Document extract:
******************************
Sentimental Repression

It has been a welcome relief from the busy romantic adventures of a single fellow in his mid-twenties in New York City, with my cellular phone by happenstance out of commission, to indulge in a reverie of reflection. Its occasion—in addition to the missing phone—was the discovery of Mark Greif’s challenging new essay at n+1 On Repressive Sentimentalism.” And, with it, the arrival in my apartment, by way of a roommate and a generous book giveaway, of Leo Tolstoy’s The Kreutzer Sonata. Their powers combined, I have found myself with a chance to spend the better part of two days digesting two opposite utopianisms concerning the future and possibilities of civilized sexuality.

Greif writes in the moment of a liberal president who has embraced the right’s narrative about abortion (i.e., that it is bad) and a LGBTQ movement that has succumbed to straight culture’s late-capitalist worship of marriage. Abortion is “tragic,” then, and marriage (even the sequence of “serial marriage” that we more likely practice today) is the imprimatur of sexual legitimacy and, worse, the all-in-one fixer of our unbearable anomie. Such compromise, Greif suggests, represents a betrayal of the promise that safe abortion and gay-rights stand to offer.

He prefers to phrase abortion as “freedom” rather than “choice”—the former being a rather more effulgent sensation that is self-justifying and infinitely entitling, as we learned from the last president’s use of the word in foreign affairs. Abortion is good, and we should have lots of it. He imagines public service announcements with children saying, “Thank God my Mom had me when she could afford to care for me.” It is a welcome reminder of how God has so abhorrently and so often been proclaimed an enemy of sensible family planning.

Gay marriage, in turn, “is a preparation for institutions beyond marriage.” Gay sexuality (excepting what he hideously terms “the brief shifting of gravity during the AIDS plague”) represents the future of sexuality writ-large, one not defined by the consequences of childbirth or the institutions of marriage but laid finally open to the vistas of positive probation.

You have to defend sex because we still have no better model than the actual, concrete sexual relation for a deep intuitive process opposed to domination. We have no better model for a bodily process that, fundamentally, is free and universal. It does not produce (there is no experiential remainder but pleasure) nor consume. It is cooperative (within the relation of the lovers) and, in that relation, seems to forbid competition. It makes you love people, and accept the look and difference of their bodies.
******************************
Data entries:
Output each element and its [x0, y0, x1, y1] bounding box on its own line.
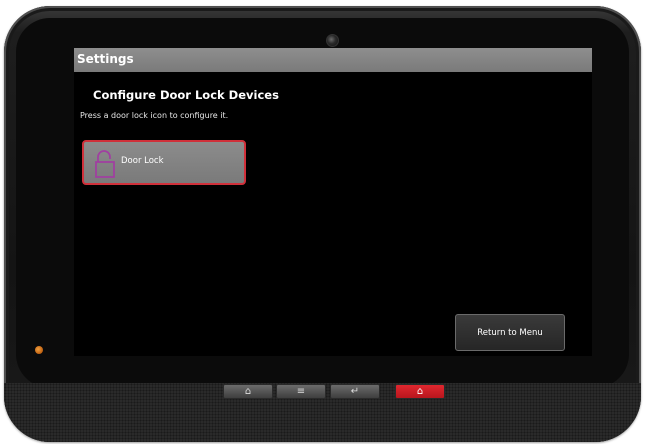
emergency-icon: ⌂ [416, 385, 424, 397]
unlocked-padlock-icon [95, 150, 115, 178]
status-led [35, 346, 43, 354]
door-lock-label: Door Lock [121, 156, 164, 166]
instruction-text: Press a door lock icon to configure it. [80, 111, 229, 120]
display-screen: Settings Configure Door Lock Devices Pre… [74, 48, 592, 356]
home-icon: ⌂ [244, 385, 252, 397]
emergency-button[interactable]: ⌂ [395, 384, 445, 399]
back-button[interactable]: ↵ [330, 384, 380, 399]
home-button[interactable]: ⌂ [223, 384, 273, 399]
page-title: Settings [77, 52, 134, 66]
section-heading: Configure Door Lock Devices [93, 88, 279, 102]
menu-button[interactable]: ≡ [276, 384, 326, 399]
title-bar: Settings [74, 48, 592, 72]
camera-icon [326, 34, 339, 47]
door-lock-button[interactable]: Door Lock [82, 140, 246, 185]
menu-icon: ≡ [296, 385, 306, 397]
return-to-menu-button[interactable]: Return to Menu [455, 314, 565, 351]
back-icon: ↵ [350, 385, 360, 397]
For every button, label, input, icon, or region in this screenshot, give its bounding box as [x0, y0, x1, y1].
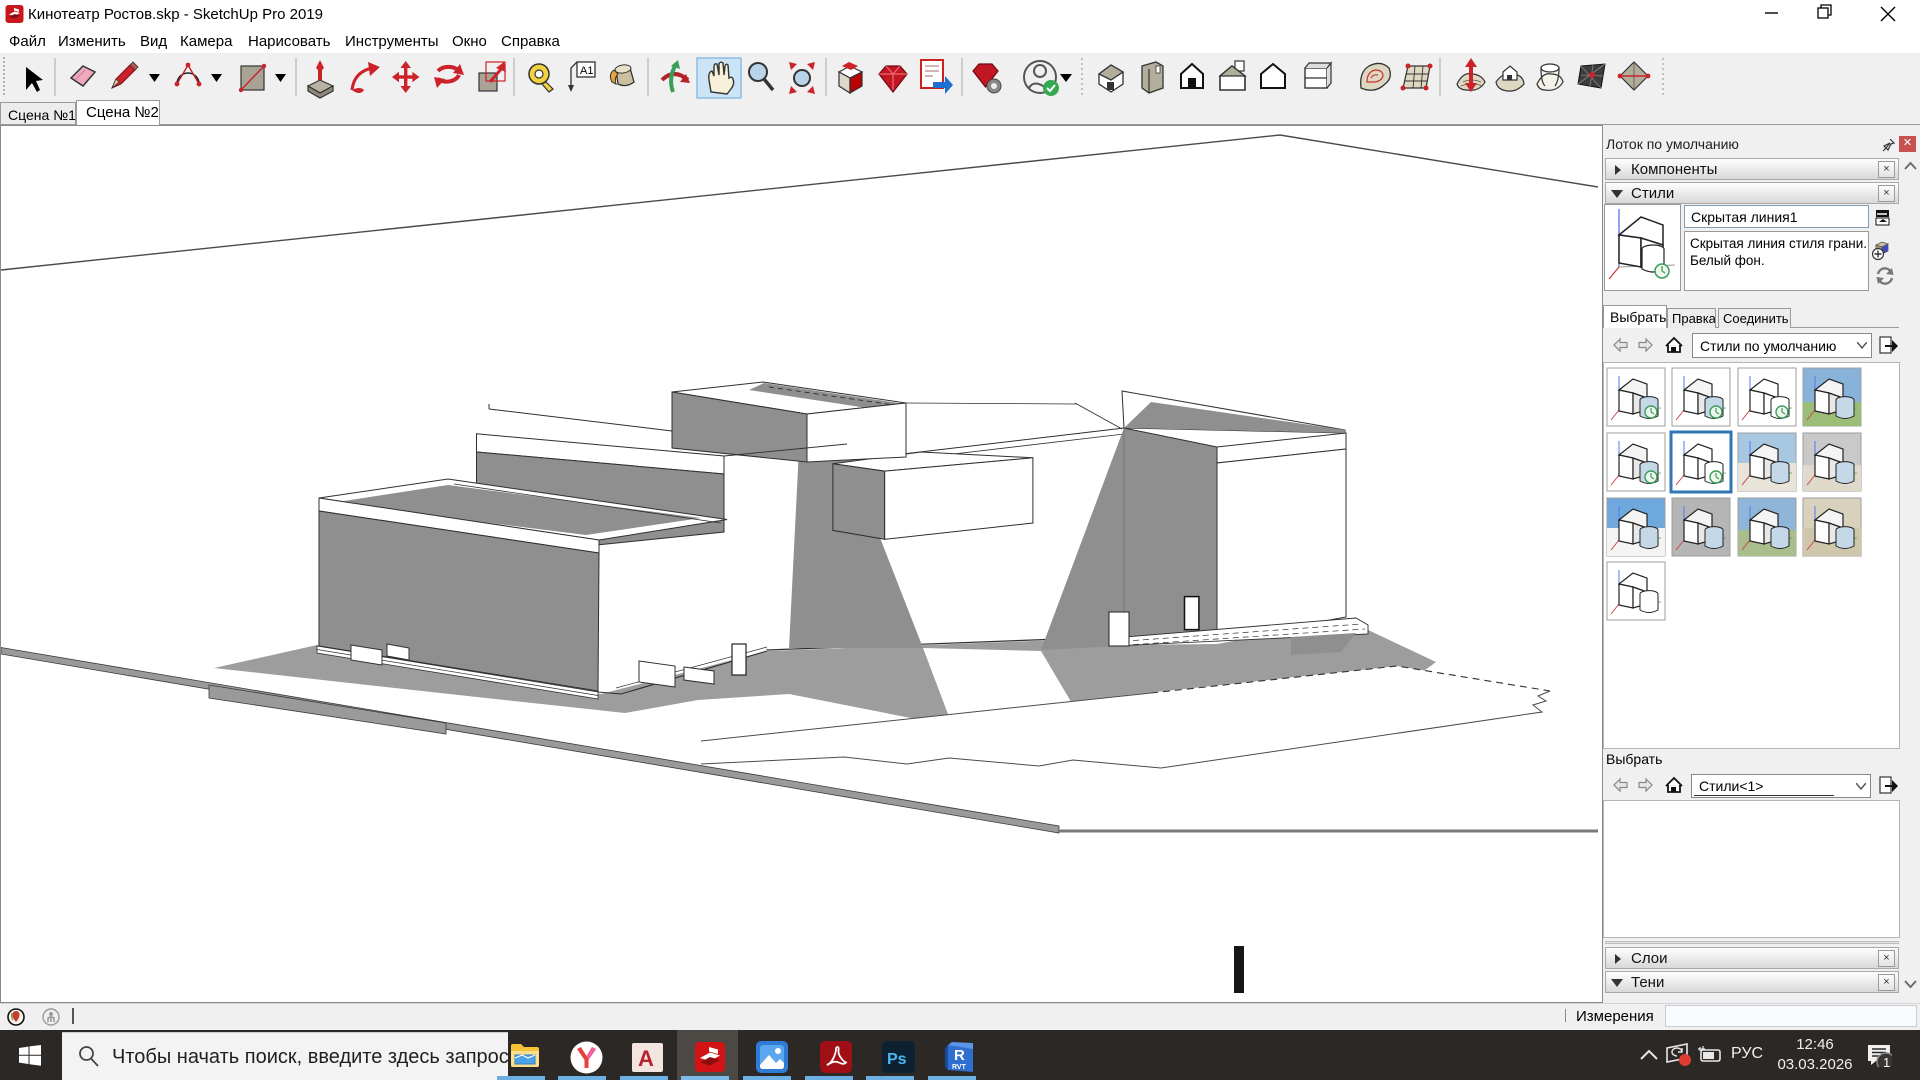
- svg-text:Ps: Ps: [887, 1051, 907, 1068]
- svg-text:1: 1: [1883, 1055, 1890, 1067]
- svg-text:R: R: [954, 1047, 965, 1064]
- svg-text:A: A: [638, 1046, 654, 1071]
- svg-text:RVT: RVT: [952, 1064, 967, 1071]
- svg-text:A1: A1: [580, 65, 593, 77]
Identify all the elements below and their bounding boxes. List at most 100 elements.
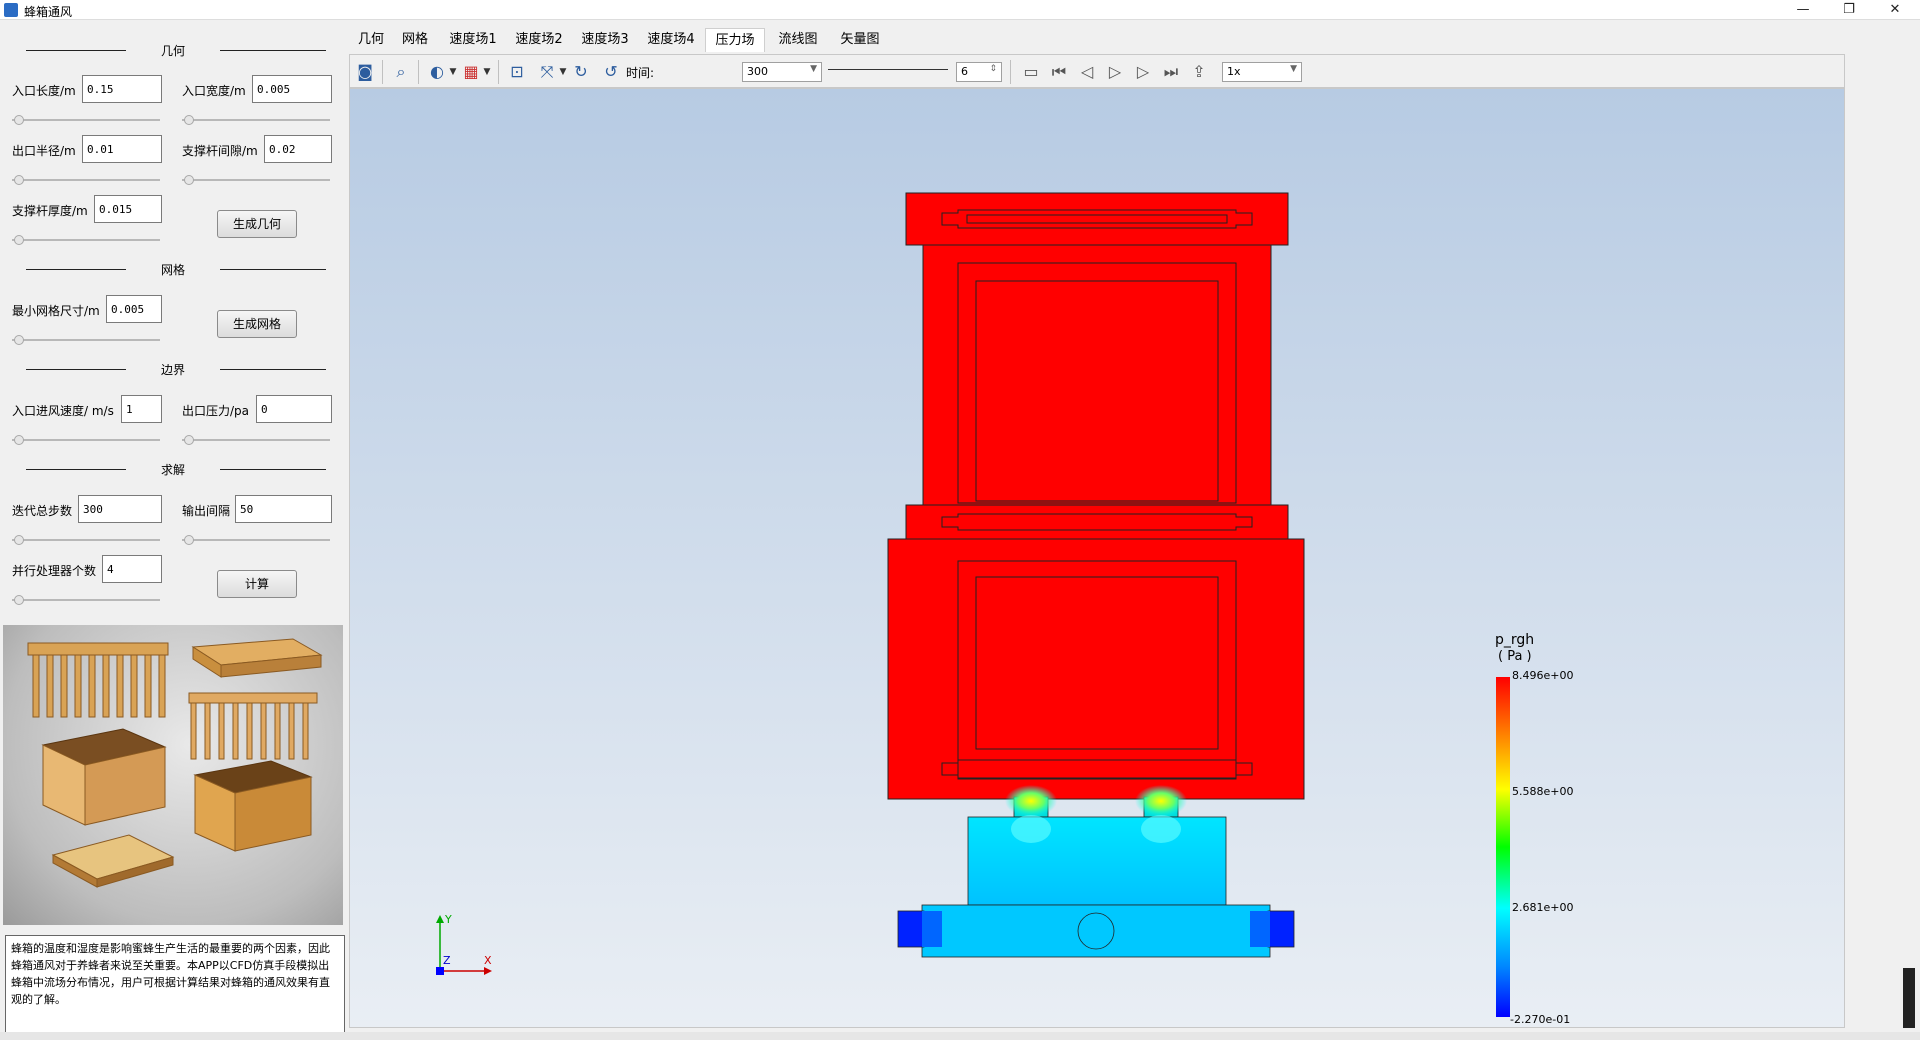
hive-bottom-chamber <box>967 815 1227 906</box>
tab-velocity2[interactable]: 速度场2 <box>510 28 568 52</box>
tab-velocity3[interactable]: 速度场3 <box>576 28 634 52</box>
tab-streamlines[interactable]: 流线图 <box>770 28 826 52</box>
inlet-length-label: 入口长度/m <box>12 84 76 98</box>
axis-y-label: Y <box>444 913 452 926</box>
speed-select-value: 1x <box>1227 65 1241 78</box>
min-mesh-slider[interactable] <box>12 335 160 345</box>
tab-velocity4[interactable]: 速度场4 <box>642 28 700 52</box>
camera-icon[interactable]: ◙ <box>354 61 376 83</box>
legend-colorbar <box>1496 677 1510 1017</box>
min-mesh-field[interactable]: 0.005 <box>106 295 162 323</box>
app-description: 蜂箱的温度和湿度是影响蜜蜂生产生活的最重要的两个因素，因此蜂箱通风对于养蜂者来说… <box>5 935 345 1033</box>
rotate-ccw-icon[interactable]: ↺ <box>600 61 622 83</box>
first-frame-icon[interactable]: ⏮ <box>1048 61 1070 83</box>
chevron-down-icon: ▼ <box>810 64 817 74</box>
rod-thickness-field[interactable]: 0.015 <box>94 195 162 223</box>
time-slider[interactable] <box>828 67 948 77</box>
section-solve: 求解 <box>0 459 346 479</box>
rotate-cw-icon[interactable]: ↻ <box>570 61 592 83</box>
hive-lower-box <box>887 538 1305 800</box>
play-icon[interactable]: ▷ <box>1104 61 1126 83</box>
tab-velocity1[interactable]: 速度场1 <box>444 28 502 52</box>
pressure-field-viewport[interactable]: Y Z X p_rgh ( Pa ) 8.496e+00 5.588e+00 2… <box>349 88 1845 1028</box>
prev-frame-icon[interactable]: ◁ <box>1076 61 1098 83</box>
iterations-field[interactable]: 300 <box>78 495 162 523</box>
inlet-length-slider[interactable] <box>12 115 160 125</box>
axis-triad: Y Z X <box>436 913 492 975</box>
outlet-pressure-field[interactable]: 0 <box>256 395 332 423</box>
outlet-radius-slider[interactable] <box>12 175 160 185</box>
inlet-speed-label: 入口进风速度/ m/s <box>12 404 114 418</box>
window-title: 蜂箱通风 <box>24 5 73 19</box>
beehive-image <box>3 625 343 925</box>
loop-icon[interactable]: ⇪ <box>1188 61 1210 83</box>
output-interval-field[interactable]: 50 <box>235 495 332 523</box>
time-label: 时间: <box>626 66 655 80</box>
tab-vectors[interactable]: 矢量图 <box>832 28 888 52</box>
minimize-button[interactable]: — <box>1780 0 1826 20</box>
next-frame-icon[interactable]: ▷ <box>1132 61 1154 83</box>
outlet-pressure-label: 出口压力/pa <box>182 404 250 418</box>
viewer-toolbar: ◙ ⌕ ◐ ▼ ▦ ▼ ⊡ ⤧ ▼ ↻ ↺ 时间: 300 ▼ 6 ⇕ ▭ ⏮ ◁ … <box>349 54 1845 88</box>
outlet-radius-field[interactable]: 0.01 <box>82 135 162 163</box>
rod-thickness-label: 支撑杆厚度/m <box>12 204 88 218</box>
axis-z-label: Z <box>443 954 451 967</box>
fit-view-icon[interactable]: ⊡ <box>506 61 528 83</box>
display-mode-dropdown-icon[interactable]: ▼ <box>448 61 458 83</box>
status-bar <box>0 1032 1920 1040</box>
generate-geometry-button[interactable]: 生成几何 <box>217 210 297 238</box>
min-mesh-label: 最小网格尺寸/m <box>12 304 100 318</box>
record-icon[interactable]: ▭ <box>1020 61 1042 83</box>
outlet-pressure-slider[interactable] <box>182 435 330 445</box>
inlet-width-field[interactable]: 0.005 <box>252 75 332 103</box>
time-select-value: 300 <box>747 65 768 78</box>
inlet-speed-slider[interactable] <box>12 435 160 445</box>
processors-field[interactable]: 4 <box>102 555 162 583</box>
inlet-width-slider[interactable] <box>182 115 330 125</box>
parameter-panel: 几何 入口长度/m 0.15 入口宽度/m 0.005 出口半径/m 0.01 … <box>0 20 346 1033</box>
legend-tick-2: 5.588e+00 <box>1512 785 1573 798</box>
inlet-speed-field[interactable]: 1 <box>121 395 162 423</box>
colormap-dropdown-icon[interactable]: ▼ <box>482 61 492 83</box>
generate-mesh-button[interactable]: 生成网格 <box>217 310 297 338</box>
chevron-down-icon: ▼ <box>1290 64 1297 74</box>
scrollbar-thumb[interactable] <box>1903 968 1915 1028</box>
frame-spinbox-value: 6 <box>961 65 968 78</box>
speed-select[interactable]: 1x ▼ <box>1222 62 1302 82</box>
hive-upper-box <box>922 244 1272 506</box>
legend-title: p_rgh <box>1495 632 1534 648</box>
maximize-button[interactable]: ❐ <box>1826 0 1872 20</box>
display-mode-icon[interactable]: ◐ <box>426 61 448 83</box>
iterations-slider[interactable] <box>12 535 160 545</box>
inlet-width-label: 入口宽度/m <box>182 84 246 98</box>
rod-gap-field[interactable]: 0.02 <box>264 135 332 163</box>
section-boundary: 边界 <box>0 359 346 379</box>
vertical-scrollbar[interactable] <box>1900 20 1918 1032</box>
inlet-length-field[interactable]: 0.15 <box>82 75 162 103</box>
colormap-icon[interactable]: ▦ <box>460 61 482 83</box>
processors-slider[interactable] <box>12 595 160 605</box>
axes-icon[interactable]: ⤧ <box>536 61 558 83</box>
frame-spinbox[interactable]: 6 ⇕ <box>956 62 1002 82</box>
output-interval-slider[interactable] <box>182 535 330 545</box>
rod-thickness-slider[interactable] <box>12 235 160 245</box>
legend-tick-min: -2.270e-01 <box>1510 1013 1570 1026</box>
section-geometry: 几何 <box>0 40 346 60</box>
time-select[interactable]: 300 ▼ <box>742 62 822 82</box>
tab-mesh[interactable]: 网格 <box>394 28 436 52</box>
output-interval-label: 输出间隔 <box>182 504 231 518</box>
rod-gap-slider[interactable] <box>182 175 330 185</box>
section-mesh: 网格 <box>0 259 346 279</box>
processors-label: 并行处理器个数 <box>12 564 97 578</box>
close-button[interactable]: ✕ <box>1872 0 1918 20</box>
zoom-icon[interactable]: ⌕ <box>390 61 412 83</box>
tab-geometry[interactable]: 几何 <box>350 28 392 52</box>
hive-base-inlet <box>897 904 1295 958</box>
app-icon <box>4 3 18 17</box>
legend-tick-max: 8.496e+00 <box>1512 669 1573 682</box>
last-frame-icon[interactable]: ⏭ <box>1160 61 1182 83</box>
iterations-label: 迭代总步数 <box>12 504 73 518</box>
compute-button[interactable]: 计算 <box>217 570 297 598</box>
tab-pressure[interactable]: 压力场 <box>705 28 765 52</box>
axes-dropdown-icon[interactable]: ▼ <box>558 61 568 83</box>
******************************
Given task 1:
In the Sentimental Repression piece, list every word or phrase that appears inside quotation marks in the paragraphs running from "Greif writes in the moment" through "vistas of positive probation."
Given task 2:
Please quote the Sentimental Repression piece from "Gay marriage, in" up to and including "of their bodies.".

Exercise output 1:
- tragic
- serial marriage
- freedom
- choice
- Thank God my Mom had me when she could afford to care for me.
- is a preparation for institutions beyond marriage.
- the brief shifting of gravity during the AIDS plague

Exercise output 2:
Gay marriage, in turn, “is a preparation for institutions beyond marriage.” Gay sexuality (excepting what he hideously terms “the brief shifting of gravity during the AIDS plague”) represents the future of sexuality writ-large, one not defined by the consequences of childbirth or the institutions of marriage but laid finally open to the vistas of positive probation.

You have to defend sex because we still have no better model than the actual, concrete sexual relation for a deep intuitive process opposed to domination. We have no better model for a bodily process that, fundamentally, is free and universal. It does not produce (there is no experiential remainder but pleasure) nor consume. It is cooperative (within the relation of the lovers) and, in that relation, seems to forbid competition. It makes you love people, and accept the look and difference of their bodies.